引用文:
運命紀行
朝日の三姉妹
戦国時代、三姉妹といえば、おそらく多くの人は浅井三姉妹を連想するのではないか。
すなわち、浅井長政とお市の方の娘、お茶々、お初、お江の三姉妹である。
確かに、著名度、あるいはその後の数奇な生涯を考えれば、戦国時代においてこの三姉妹を超える題材は、そうそう見つけることは出来まい。
しかし、やや小粒とはいえ、朝日殿の三姉妹も、なかなかに味わい深い。今回の主役は、朝日殿の末の姫、「やや」である。
朝日殿の生家杉原氏は、平氏を祖とする播磨の土豪であったが、室町時代の頃尾張国朝日村に移り土着したとされる。但し、この時代の武者などの経歴は、立身した人物であればある程信憑性が疑われる面をもっており、杉原氏の平氏末裔というのもどの程度の血脈と考えてよいのかはよく分からない。
ただ、朝日殿は定利を婿として迎え入れているので、一応一家をなした土豪であったらしい。
夫婦となった杉原定利と朝日殿の間には、長男家定と、くま、ねね、やや、の三人の娘が生まれている。もう一人男児がいたともされるが、消息を確認することが出来なかった。
なお、朝日殿も本名は「こひ」で朝日殿というのは出身地から後に称されるようになった名前である。
朝日殿には七曲殿と呼ばれる妹がいた。妹は浅野長勝の家に嫁いでいたが子供がいなかった。浅野家は織田家に弓衆として仕える家柄で、杉原氏よりは少し格が上であったようである。そういうこともあってか、ねねとややの下の二人の娘は杉原氏の養女として育てられることになった。
長男の家定は、やがて家督を継ぐが、その後木下と改姓している。その理由は今一つはっきりしないが、どうやら朝日殿の夫となった定利の旧姓が木下であったか、木下姓に何らかのゆかりがあったように想像される。中には、出生を問われた定利が「木の下がわが家」と天下放浪の身を語ったことが木下となったという逸話もあるらしいが、少し作為的に見える。
いずれにしても、木下家定となった嫡男は、義弟となった後の豊臣秀吉に付かず離れずしながら悠然たる生き様を示してくれる。
長女のくまは、医者の三折全成に嫁ぐ。この頃の医者というのがどの程度の社会的な地位であったのかはなかなか難しいが、一家を構えた医者であれば、名家の部類にあったのではないか。ただ、自称医者という輩も少なくなかったらしく、そちらであれば呪術師か詐欺師に近い人物も少なくなかったらしい。

資料:
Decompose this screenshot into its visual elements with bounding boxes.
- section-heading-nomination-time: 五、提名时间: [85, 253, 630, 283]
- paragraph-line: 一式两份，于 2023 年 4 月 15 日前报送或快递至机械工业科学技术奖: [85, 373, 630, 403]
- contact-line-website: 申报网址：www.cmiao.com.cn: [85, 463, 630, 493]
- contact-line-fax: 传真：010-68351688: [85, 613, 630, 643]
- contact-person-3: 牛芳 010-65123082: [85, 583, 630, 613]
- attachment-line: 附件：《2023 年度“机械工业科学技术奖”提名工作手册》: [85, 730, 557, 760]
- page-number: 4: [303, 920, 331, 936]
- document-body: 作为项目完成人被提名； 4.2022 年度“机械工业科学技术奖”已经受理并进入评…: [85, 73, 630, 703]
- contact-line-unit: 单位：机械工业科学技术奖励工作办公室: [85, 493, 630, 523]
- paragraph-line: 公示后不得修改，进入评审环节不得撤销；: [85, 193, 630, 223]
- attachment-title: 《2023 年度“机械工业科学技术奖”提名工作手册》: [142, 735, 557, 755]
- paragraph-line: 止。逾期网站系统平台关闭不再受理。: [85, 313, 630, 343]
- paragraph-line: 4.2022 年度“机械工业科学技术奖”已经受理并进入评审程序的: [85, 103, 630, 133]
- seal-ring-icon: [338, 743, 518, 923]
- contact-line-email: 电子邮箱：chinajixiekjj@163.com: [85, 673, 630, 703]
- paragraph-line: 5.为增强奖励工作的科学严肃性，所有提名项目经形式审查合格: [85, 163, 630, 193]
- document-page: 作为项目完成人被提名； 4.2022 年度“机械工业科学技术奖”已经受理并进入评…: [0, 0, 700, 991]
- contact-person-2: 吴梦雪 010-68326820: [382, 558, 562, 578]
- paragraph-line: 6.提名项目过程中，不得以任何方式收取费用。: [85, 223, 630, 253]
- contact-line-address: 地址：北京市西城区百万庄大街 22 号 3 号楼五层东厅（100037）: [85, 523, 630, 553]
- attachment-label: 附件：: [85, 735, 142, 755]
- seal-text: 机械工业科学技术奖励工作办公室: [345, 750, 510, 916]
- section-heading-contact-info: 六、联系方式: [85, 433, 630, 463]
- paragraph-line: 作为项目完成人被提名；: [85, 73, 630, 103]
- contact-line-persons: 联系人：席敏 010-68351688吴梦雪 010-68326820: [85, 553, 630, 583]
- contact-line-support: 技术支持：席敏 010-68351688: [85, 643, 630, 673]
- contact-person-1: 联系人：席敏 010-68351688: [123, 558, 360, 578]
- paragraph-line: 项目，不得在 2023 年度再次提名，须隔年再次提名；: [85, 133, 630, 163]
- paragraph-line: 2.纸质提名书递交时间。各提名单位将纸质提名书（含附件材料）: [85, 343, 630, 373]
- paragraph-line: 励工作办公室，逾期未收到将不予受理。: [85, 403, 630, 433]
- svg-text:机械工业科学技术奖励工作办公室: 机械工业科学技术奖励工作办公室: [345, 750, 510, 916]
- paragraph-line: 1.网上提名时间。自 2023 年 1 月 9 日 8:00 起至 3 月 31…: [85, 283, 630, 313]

課題一覧:
1/ 朝日の三姉妹の文章のうち、「しかし、やや小粒とはいえ、朝」から始まり「てよいのかはよく分からない。」で終わる部分を、一字一句変えずに書き写すこと。
2/ 朝日の三姉妹の文章で、杉原定利と朝日殿の子として名前が挙げられている人物をすべて挙げよ。
記録はここでは使わない。

解答一覧:
1/
しかし、やや小粒とはいえ、朝日殿の三姉妹も、なかなかに味わい深い。今回の主役は、朝日殿の末の姫、「やや」である。
朝日殿の生家杉原氏は、平氏を祖とする播磨の土豪であったが、室町時代の頃尾張国朝日村に移り土着したとされる。但し、この時代の武者などの経歴は、立身した人物であればある程信憑性が疑われる面をもっており、杉原氏の平氏末裔というのもどの程度の血脈と考えてよいのかはよく分からない。

2/ 家定、くま、ねね、やや